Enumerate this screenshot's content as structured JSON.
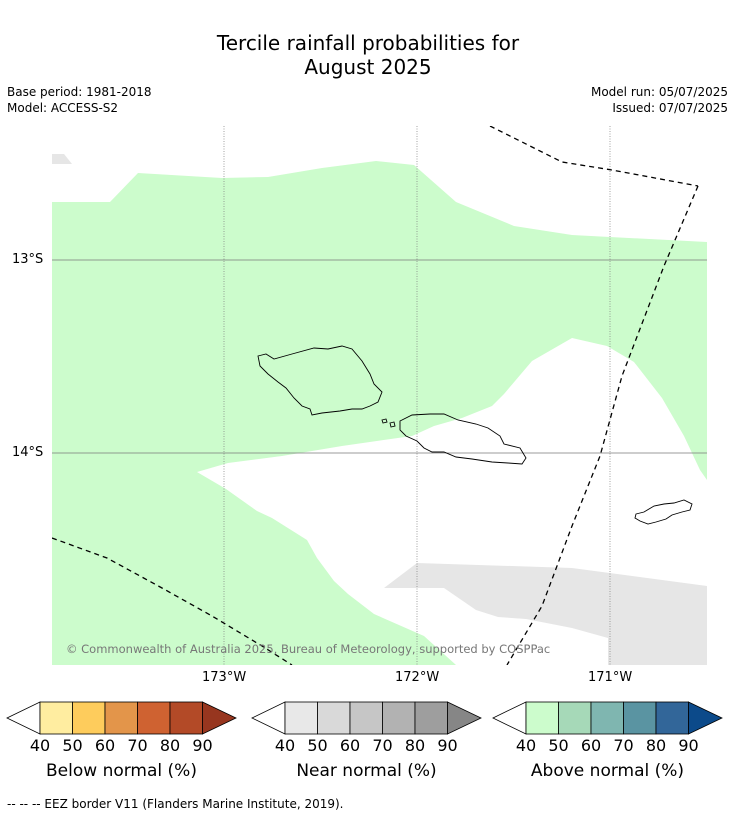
{
  "header": {
    "title_line1": "Tercile rainfall probabilities for",
    "title_line2": "August 2025",
    "base_period": "Base period: 1981-2018",
    "model": "Model: ACCESS-S2",
    "model_run": "Model run: 05/07/2025",
    "issued": "Issued: 07/07/2025"
  },
  "map": {
    "lat_labels": [
      "13°S",
      "14°S"
    ],
    "lon_labels": [
      "173°W",
      "172°W",
      "171°W"
    ],
    "copyright": "© Commonwealth of Australia 2025, Bureau of Meteorology, supported by COSPPac",
    "fill_colors": {
      "above_40_50": "#ccfccc",
      "near_40_50": "#e6e6e6"
    }
  },
  "colorbars": [
    {
      "label": "Below normal (%)",
      "ticks": [
        "40",
        "50",
        "60",
        "70",
        "80",
        "90"
      ],
      "colors": [
        "#ffeda0",
        "#fecc5c",
        "#e3954a",
        "#cf6231",
        "#b34a27",
        "#97361f"
      ]
    },
    {
      "label": "Near normal (%)",
      "ticks": [
        "40",
        "50",
        "60",
        "70",
        "80",
        "90"
      ],
      "colors": [
        "#e8e8e8",
        "#d9d9d9",
        "#c6c6c6",
        "#b2b2b2",
        "#9e9e9e",
        "#868686"
      ]
    },
    {
      "label": "Above normal (%)",
      "ticks": [
        "40",
        "50",
        "60",
        "70",
        "80",
        "90"
      ],
      "colors": [
        "#ccfccc",
        "#a6d9b8",
        "#7fb6b0",
        "#5a94a2",
        "#326699",
        "#0c4a8a"
      ]
    }
  ],
  "footnote": "-- -- -- EEZ border V11 (Flanders Marine Institute, 2019)."
}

════

Requirements: Going through the entries above line by line, work out how many lines include the word "normal". Only the number is required.

Exercise result: 3